**Entries provided**

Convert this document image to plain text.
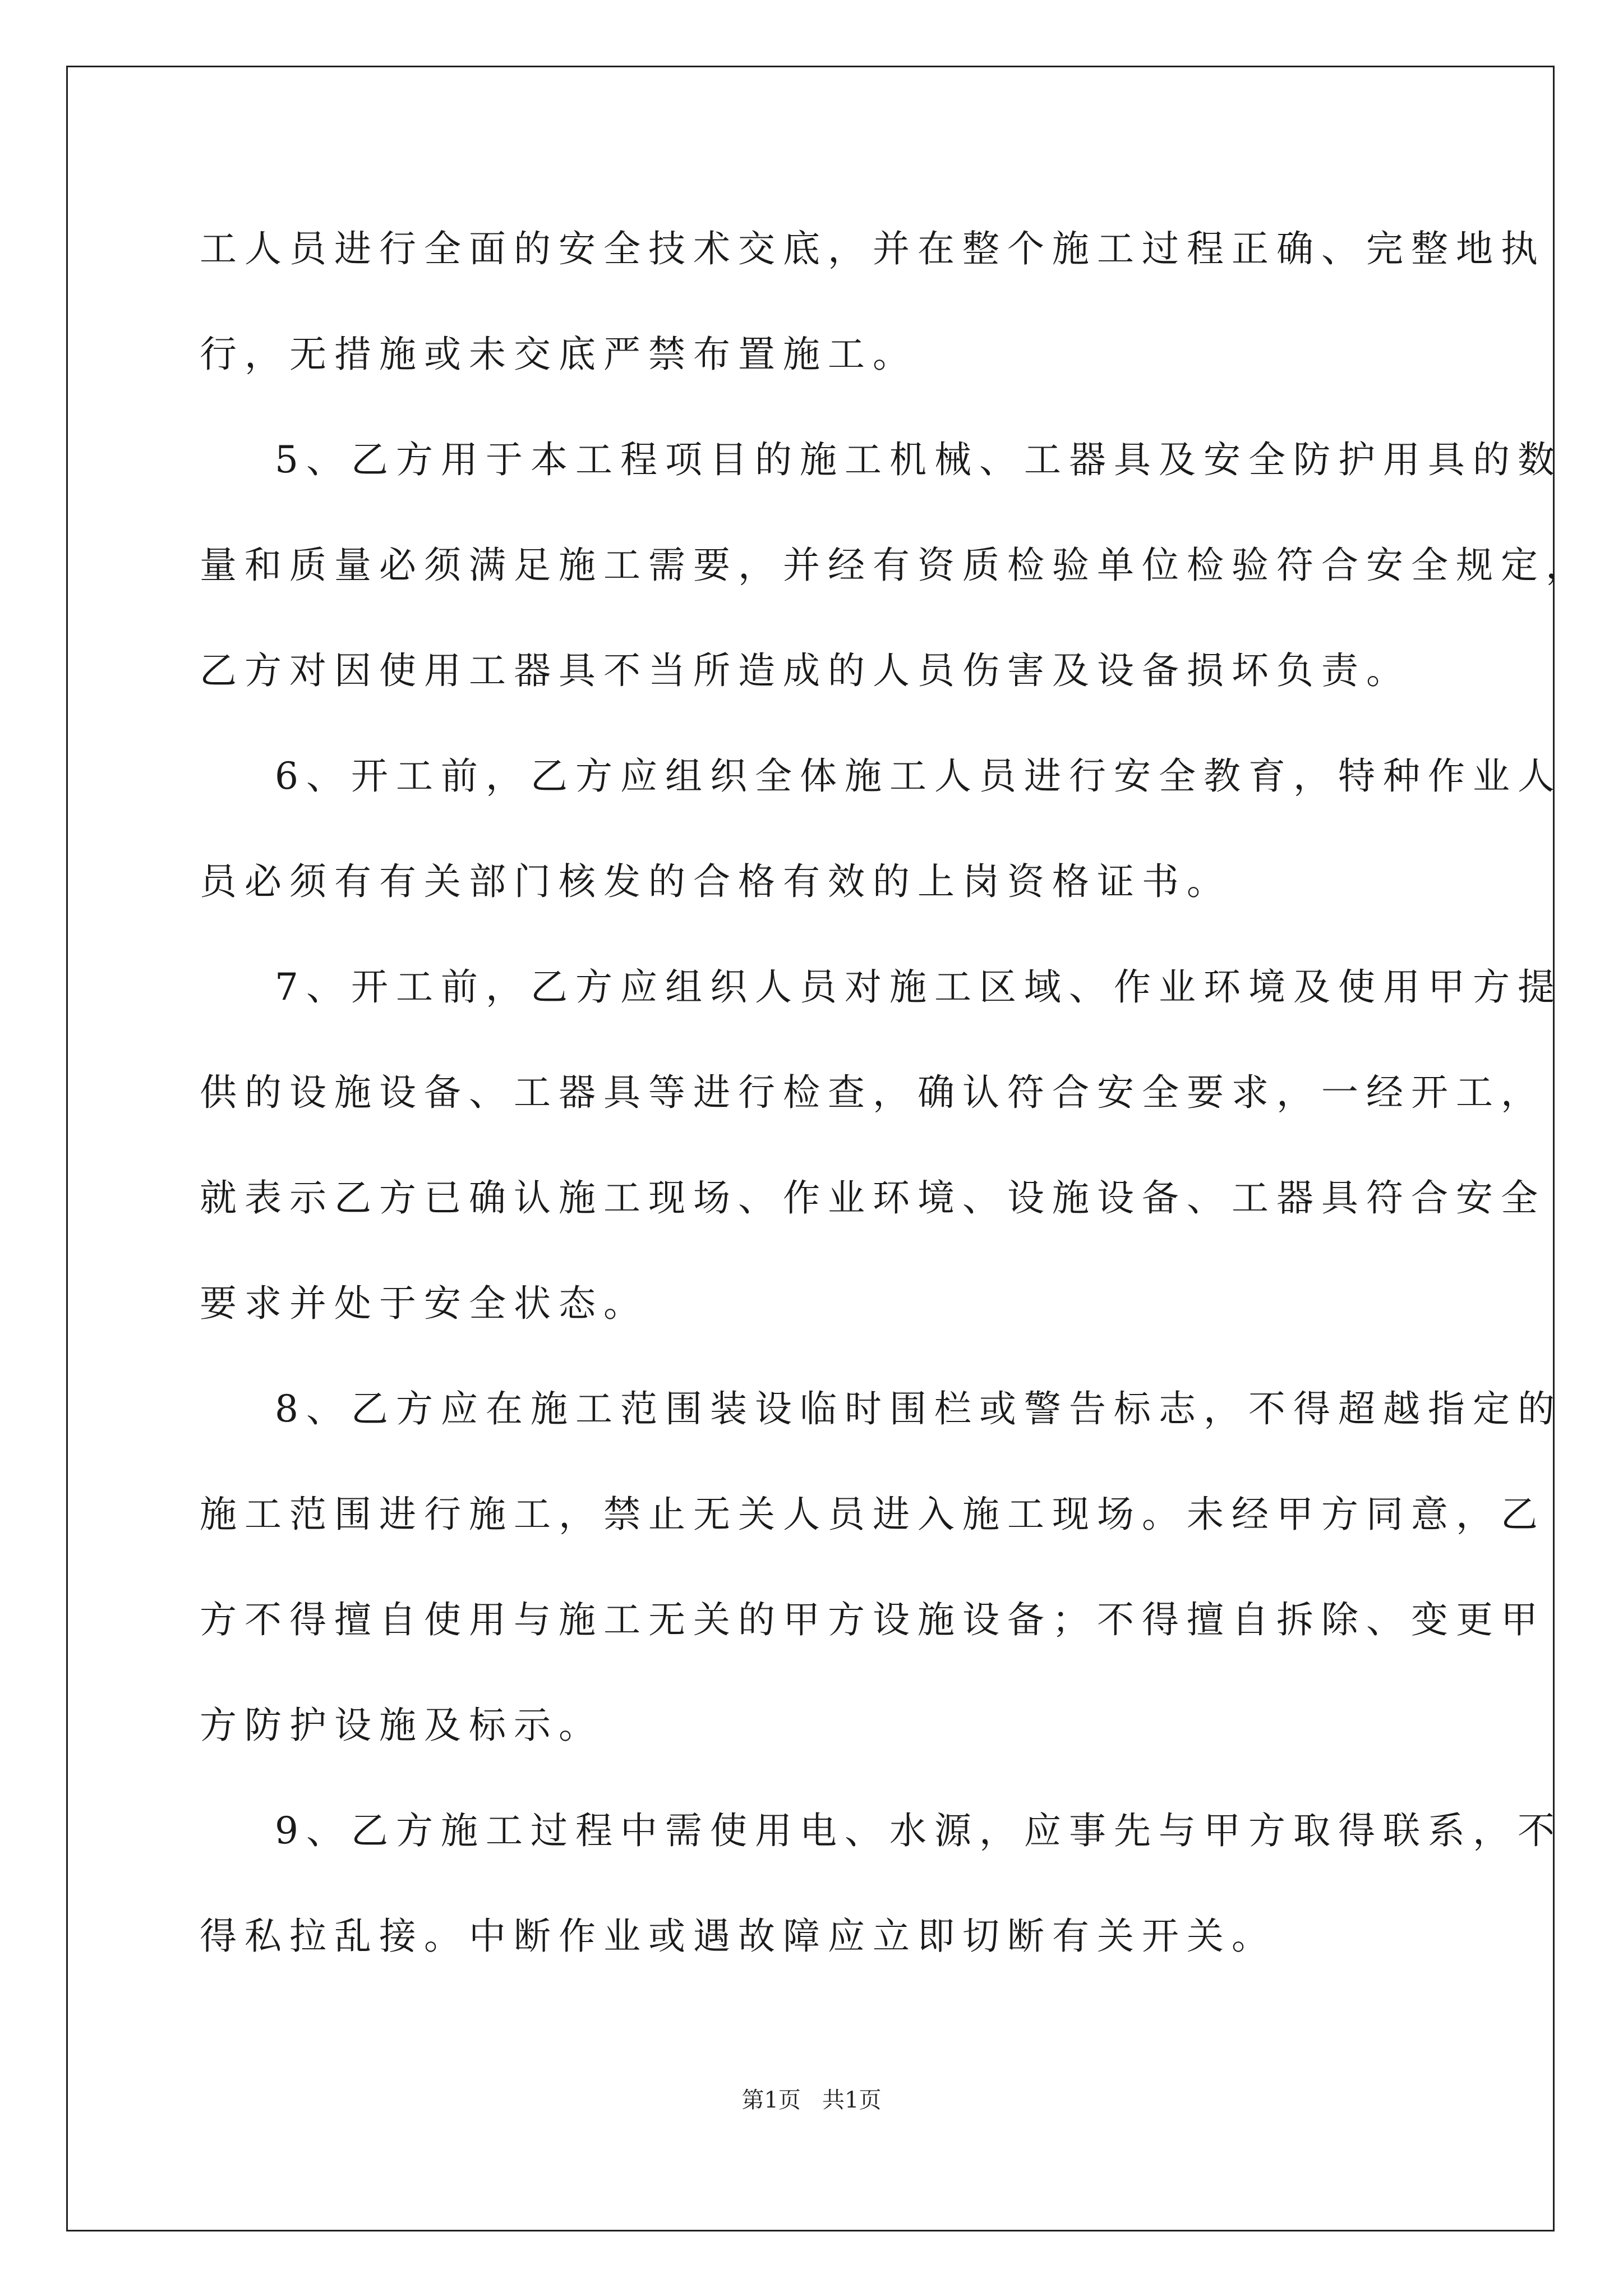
工人员进行全面的安全技术交底，并在整个施工过程正确、完整地执
行，无措施或未交底严禁布置施工。
5、乙方用于本工程项目的施工机械、工器具及安全防护用具的数
量和质量必须满足施工需要，并经有资质检验单位检验符合安全规定，
乙方对因使用工器具不当所造成的人员伤害及设备损坏负责。
6、开工前，乙方应组织全体施工人员进行安全教育，特种作业人
员必须有有关部门核发的合格有效的上岗资格证书。
7、开工前，乙方应组织人员对施工区域、作业环境及使用甲方提
供的设施设备、工器具等进行检查，确认符合安全要求，一经开工，
就表示乙方已确认施工现场、作业环境、设施设备、工器具符合安全
要求并处于安全状态。
8、乙方应在施工范围装设临时围栏或警告标志，不得超越指定的
施工范围进行施工，禁止无关人员进入施工现场。未经甲方同意，乙
方不得擅自使用与施工无关的甲方设施设备；不得擅自拆除、变更甲
方防护设施及标示。
9、乙方施工过程中需使用电、水源，应事先与甲方取得联系，不
得私拉乱接。中断作业或遇故障应立即切断有关开关。
第1页   共1页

**What this task involves**
Write out the listing above again, exactly, but with no pictures in the copy.

**Task response**
Convert this document image to plain text.
工人员进行全面的安全技术交底，并在整个施工过程正确、完整地执
行，无措施或未交底严禁布置施工。
5、乙方用于本工程项目的施工机械、工器具及安全防护用具的数
量和质量必须满足施工需要，并经有资质检验单位检验符合安全规定，
乙方对因使用工器具不当所造成的人员伤害及设备损坏负责。
6、开工前，乙方应组织全体施工人员进行安全教育，特种作业人
员必须有有关部门核发的合格有效的上岗资格证书。
7、开工前，乙方应组织人员对施工区域、作业环境及使用甲方提
供的设施设备、工器具等进行检查，确认符合安全要求，一经开工，
就表示乙方已确认施工现场、作业环境、设施设备、工器具符合安全
要求并处于安全状态。
8、乙方应在施工范围装设临时围栏或警告标志，不得超越指定的
施工范围进行施工，禁止无关人员进入施工现场。未经甲方同意，乙
方不得擅自使用与施工无关的甲方设施设备；不得擅自拆除、变更甲
方防护设施及标示。
9、乙方施工过程中需使用电、水源，应事先与甲方取得联系，不
得私拉乱接。中断作业或遇故障应立即切断有关开关。
第1页   共1页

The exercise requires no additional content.